DIRECTIVE >> The records below must be duplicated exactly, character for character.

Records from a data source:
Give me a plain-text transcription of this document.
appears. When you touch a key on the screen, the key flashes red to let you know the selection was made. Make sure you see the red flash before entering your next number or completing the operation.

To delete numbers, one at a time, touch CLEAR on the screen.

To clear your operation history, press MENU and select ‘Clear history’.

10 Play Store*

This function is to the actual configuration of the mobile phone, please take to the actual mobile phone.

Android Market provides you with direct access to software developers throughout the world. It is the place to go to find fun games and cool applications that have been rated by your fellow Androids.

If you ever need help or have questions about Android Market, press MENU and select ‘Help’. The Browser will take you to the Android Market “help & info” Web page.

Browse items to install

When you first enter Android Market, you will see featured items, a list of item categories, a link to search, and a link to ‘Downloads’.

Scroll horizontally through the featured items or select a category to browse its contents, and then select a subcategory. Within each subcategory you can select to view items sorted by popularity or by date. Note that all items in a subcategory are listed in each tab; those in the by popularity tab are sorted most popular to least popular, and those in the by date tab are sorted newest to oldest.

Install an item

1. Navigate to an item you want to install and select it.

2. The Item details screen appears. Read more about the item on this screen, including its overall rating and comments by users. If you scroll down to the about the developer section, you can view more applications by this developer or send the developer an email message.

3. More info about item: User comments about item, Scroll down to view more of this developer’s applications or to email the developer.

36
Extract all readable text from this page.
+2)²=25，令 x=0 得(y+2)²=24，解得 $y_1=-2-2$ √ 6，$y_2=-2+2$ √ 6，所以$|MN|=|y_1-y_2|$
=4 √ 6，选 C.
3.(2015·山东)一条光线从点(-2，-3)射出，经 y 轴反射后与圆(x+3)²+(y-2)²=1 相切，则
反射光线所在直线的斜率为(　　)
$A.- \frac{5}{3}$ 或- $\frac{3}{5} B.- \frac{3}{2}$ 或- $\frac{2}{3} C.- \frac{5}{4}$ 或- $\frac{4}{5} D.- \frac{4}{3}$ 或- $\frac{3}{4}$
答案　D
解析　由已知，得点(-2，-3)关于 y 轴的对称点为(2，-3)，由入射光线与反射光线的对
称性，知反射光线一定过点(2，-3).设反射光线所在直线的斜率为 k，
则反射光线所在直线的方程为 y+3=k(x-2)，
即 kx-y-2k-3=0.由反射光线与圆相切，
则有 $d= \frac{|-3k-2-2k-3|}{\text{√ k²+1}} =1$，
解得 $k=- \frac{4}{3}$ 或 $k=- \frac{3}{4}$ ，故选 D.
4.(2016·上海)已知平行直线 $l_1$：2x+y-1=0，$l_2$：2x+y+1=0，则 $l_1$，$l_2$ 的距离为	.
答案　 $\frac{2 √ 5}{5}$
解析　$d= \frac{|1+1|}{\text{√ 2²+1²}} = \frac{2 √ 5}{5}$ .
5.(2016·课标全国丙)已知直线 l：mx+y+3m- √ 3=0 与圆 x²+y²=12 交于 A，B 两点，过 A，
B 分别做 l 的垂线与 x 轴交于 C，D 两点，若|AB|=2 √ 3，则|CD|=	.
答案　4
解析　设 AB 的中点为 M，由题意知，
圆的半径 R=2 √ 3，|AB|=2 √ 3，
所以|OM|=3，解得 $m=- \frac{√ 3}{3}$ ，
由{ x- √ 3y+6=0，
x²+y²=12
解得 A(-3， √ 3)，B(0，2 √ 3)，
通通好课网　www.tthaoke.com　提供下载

EXPECTED ANSWER >>
Give me a plain-text transcription of this document.
appears. When you touch a key on the screen, the key flashes red to let you know the selection was made. Make sure you see the red flash before entering your next number or completing the operation.

To delete numbers, one at a time, touch CLEAR on the screen.

To clear your operation history, press MENU and select ‘Clear history’.

10 Play Store*

This function is to the actual configuration of the mobile phone, please take to the actual mobile phone.

Android Market provides you with direct access to software developers throughout the world. It is the place to go to find fun games and cool applications that have been rated by your fellow Androids.

If you ever need help or have questions about Android Market, press MENU and select ‘Help’. The Browser will take you to the Android Market “help & info” Web page.

Browse items to install

When you first enter Android Market, you will see featured items, a list of item categories, a link to search, and a link to ‘Downloads’.

Scroll horizontally through the featured items or select a category to browse its contents, and then select a subcategory. Within each subcategory you can select to view items sorted by popularity or by date. Note that all items in a subcategory are listed in each tab; those in the by popularity tab are sorted most popular to least popular, and those in the by date tab are sorted newest to oldest.

Install an item

1. Navigate to an item you want to install and select it.

2. The Item details screen appears. Read more about the item on this screen, including its overall rating and comments by users. If you scroll down to the about the developer section, you can view more applications by this developer or send the developer an email message.

3. More info about item: User comments about item, Scroll down to view more of this developer’s applications or to email the developer.

36
Extract all readable text from this page.
+2)²=25，令 x=0 得(y+2)²=24，解得 $y_1=-2-2$ √ 6，$y_2=-2+2$ √ 6，所以$|MN|=|y_1-y_2|$
=4 √ 6，选 C.
3.(2015·山东)一条光线从点(-2，-3)射出，经 y 轴反射后与圆(x+3)²+(y-2)²=1 相切，则
反射光线所在直线的斜率为(　　)
$A.- \frac{5}{3}$ 或- $\frac{3}{5} B.- \frac{3}{2}$ 或- $\frac{2}{3} C.- \frac{5}{4}$ 或- $\frac{4}{5} D.- \frac{4}{3}$ 或- $\frac{3}{4}$
答案　D
解析　由已知，得点(-2，-3)关于 y 轴的对称点为(2，-3)，由入射光线与反射光线的对
称性，知反射光线一定过点(2，-3).设反射光线所在直线的斜率为 k，
则反射光线所在直线的方程为 y+3=k(x-2)，
即 kx-y-2k-3=0.由反射光线与圆相切，
则有 $d= \frac{|-3k-2-2k-3|}{\text{√ k²+1}} =1$，
解得 $k=- \frac{4}{3}$ 或 $k=- \frac{3}{4}$ ，故选 D.
4.(2016·上海)已知平行直线 $l_1$：2x+y-1=0，$l_2$：2x+y+1=0，则 $l_1$，$l_2$ 的距离为	.
答案　 $\frac{2 √ 5}{5}$
解析　$d= \frac{|1+1|}{\text{√ 2²+1²}} = \frac{2 √ 5}{5}$ .
5.(2016·课标全国丙)已知直线 l：mx+y+3m- √ 3=0 与圆 x²+y²=12 交于 A，B 两点，过 A，
B 分别做 l 的垂线与 x 轴交于 C，D 两点，若|AB|=2 √ 3，则|CD|=	.
答案　4
解析　设 AB 的中点为 M，由题意知，
圆的半径 R=2 √ 3，|AB|=2 √ 3，
所以|OM|=3，解得 $m=- \frac{√ 3}{3}$ ，
由{ x- √ 3y+6=0，
x²+y²=12
解得 A(-3， √ 3)，B(0，2 √ 3)，
通通好课网　www.tthaoke.com　提供下载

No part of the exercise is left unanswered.